Records from a collection
◇ ◇ ◇ ◇ ◇

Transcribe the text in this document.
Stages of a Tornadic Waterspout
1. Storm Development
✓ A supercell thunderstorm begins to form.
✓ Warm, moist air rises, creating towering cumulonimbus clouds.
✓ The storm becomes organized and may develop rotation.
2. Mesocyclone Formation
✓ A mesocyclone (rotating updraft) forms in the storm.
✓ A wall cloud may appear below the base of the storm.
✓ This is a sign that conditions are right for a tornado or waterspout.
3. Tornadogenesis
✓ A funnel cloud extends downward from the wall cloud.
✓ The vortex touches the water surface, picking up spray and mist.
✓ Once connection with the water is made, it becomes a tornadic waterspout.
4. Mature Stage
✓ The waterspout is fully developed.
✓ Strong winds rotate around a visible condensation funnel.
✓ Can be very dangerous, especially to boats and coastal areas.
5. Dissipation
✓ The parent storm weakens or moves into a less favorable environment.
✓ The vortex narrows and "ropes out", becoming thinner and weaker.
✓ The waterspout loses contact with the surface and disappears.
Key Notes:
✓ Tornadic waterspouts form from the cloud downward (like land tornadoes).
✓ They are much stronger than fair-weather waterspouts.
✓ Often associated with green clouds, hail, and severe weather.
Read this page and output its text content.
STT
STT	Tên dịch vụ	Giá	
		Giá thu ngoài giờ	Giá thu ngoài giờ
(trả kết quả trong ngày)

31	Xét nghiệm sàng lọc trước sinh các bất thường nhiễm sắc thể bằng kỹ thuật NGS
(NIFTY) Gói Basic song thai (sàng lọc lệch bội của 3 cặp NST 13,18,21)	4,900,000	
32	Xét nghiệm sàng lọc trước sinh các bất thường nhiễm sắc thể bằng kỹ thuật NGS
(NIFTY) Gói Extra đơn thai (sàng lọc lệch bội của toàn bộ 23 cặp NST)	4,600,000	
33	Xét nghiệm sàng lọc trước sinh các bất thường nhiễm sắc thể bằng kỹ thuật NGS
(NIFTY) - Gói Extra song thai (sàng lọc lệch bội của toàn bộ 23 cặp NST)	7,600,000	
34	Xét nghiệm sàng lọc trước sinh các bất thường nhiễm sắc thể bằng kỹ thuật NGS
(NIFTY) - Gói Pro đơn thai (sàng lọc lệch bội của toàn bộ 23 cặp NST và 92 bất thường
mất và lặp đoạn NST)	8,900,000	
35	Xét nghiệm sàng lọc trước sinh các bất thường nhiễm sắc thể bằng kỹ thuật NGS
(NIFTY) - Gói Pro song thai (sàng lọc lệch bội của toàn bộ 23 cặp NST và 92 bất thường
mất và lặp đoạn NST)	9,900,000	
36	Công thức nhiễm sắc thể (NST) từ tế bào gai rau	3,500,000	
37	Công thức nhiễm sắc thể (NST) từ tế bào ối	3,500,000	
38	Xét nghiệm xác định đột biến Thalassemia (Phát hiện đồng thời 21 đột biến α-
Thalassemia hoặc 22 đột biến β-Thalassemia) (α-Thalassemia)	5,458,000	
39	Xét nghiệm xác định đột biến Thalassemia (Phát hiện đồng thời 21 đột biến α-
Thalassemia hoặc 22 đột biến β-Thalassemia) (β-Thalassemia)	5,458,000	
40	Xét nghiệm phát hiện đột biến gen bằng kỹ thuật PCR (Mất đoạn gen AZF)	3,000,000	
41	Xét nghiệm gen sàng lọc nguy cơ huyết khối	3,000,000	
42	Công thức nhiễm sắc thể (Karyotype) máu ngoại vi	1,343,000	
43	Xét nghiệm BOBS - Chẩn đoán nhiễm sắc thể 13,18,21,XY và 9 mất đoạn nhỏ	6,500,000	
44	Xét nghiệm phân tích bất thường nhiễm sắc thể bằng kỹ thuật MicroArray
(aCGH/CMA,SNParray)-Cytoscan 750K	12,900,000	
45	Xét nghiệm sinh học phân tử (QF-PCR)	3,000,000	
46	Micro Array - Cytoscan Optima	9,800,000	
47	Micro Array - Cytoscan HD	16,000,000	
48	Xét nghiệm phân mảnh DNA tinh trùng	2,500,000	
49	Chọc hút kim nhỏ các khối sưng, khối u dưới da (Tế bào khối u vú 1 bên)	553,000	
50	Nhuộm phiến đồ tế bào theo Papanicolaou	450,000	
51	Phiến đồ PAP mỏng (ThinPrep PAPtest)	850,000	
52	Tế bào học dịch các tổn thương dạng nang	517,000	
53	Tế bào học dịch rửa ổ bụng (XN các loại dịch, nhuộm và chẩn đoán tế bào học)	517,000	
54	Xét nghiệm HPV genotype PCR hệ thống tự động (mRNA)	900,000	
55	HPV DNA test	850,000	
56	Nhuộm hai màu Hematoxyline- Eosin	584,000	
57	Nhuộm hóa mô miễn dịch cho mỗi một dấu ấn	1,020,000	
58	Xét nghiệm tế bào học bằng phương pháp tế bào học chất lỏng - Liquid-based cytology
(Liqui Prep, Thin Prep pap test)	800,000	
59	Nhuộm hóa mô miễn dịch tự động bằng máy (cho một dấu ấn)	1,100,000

◇ ◇ ◇ ◇ ◇

■ Exercise instructions
Read the entries and select each line where the word "Extra" is found.

■ Task result
(NIFTY) Gói Extra đơn thai (sàng lọc lệch bội của toàn bộ 23 cặp NST)	4,600,000	
(NIFTY) - Gói Extra song thai (sàng lọc lệch bội của toàn bộ 23 cặp NST)	7,600,000	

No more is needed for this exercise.